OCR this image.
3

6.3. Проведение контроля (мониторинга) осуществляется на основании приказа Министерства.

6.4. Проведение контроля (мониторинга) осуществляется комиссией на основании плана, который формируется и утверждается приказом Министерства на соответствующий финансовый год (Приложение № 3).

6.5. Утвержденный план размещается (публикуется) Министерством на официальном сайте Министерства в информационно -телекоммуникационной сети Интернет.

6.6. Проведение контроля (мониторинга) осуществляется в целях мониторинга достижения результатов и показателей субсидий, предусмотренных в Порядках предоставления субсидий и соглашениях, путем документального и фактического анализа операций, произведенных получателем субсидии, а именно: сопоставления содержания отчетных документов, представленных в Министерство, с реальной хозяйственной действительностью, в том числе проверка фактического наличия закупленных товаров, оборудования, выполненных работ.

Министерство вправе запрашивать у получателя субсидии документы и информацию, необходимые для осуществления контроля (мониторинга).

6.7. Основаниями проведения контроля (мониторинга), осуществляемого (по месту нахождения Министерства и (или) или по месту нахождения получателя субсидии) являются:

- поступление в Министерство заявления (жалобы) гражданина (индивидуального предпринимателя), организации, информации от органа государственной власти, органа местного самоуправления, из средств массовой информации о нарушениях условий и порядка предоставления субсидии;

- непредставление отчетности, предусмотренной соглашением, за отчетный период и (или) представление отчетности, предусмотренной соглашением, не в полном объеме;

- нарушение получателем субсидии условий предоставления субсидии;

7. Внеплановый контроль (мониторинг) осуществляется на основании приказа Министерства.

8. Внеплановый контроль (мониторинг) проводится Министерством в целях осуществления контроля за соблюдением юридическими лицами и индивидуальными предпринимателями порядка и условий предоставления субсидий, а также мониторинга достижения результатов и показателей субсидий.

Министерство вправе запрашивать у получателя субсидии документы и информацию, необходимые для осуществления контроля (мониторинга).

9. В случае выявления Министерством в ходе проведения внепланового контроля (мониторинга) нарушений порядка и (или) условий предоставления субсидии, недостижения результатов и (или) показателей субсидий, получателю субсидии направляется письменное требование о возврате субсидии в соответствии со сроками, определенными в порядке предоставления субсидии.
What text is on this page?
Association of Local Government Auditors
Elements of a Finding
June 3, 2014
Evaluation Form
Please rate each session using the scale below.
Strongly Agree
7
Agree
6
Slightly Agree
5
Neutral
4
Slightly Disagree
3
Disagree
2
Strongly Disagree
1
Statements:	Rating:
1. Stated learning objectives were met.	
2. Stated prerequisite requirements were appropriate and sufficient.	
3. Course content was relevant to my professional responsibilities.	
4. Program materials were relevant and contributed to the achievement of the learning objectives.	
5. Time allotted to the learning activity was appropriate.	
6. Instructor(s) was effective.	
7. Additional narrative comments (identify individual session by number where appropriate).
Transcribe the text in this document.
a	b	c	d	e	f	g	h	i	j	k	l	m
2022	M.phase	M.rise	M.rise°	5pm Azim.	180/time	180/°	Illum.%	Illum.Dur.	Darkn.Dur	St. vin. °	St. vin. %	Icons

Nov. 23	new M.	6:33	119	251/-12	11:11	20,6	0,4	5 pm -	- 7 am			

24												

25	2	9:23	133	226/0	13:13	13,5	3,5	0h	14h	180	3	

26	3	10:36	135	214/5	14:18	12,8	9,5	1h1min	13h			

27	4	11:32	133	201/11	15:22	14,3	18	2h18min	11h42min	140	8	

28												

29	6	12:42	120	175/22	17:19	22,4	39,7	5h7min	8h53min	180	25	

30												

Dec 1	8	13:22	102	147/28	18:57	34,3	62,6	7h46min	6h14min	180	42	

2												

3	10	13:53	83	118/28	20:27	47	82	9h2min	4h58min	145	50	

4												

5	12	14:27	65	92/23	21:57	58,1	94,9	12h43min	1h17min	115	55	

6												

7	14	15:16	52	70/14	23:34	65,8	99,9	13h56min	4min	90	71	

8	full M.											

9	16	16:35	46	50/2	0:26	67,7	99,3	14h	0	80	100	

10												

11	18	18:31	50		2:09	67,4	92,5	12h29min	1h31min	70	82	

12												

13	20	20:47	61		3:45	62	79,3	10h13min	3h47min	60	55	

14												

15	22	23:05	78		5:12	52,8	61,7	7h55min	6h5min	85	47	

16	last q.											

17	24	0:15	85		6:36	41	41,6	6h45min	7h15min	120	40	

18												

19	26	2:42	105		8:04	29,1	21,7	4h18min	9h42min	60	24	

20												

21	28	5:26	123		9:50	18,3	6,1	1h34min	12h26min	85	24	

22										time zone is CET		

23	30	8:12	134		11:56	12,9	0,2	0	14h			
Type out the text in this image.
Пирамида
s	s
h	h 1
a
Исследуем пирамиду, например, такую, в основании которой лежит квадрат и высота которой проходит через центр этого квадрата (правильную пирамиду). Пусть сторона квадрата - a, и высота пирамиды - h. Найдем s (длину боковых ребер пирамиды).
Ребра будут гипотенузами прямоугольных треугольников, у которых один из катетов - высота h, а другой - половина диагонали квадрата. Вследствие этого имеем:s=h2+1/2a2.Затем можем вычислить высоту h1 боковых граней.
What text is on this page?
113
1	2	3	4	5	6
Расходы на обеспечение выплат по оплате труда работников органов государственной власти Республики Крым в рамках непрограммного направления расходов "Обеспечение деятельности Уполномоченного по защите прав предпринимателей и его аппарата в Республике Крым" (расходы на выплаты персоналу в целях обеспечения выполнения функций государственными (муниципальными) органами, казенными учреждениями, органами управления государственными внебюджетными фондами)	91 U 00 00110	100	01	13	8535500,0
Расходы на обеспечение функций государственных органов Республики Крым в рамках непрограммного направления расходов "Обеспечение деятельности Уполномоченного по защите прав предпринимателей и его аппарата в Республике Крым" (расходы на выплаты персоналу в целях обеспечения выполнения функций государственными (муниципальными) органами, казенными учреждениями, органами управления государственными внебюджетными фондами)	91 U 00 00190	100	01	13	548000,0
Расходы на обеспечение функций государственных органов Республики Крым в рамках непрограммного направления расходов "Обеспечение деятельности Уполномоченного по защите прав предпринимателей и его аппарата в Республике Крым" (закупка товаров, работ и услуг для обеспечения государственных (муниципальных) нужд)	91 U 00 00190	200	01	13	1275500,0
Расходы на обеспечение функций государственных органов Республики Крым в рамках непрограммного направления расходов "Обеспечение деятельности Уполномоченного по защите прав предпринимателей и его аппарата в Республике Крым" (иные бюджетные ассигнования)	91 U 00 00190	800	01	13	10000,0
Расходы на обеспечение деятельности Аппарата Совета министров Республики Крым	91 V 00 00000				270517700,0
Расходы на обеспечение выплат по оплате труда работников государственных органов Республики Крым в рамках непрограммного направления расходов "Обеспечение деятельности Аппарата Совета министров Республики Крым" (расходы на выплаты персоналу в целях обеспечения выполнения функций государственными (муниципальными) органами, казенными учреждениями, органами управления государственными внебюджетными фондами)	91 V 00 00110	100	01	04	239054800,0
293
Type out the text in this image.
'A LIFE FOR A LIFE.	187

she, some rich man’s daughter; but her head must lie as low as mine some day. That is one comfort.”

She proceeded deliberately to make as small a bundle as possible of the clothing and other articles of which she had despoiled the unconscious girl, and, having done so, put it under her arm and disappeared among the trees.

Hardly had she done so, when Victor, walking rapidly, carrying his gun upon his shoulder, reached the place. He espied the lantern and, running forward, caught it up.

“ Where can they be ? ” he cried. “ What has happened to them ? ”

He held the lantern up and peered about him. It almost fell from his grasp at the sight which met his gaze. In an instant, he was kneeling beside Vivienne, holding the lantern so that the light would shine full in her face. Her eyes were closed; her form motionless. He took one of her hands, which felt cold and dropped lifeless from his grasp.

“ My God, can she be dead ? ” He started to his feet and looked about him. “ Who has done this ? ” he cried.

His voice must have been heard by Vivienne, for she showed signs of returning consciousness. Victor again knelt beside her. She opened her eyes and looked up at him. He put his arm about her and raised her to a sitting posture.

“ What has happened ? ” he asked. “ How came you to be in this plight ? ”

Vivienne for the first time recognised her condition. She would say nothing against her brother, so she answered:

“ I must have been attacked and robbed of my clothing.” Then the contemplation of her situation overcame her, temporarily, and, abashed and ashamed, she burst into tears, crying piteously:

■ ■ ■

▶ What is required
Show the lines of the records that contain the word "Stated".

▶ Correct answer
1. Stated learning objectives were met.	
2. Stated prerequisite requirements were appropriate and sufficient.	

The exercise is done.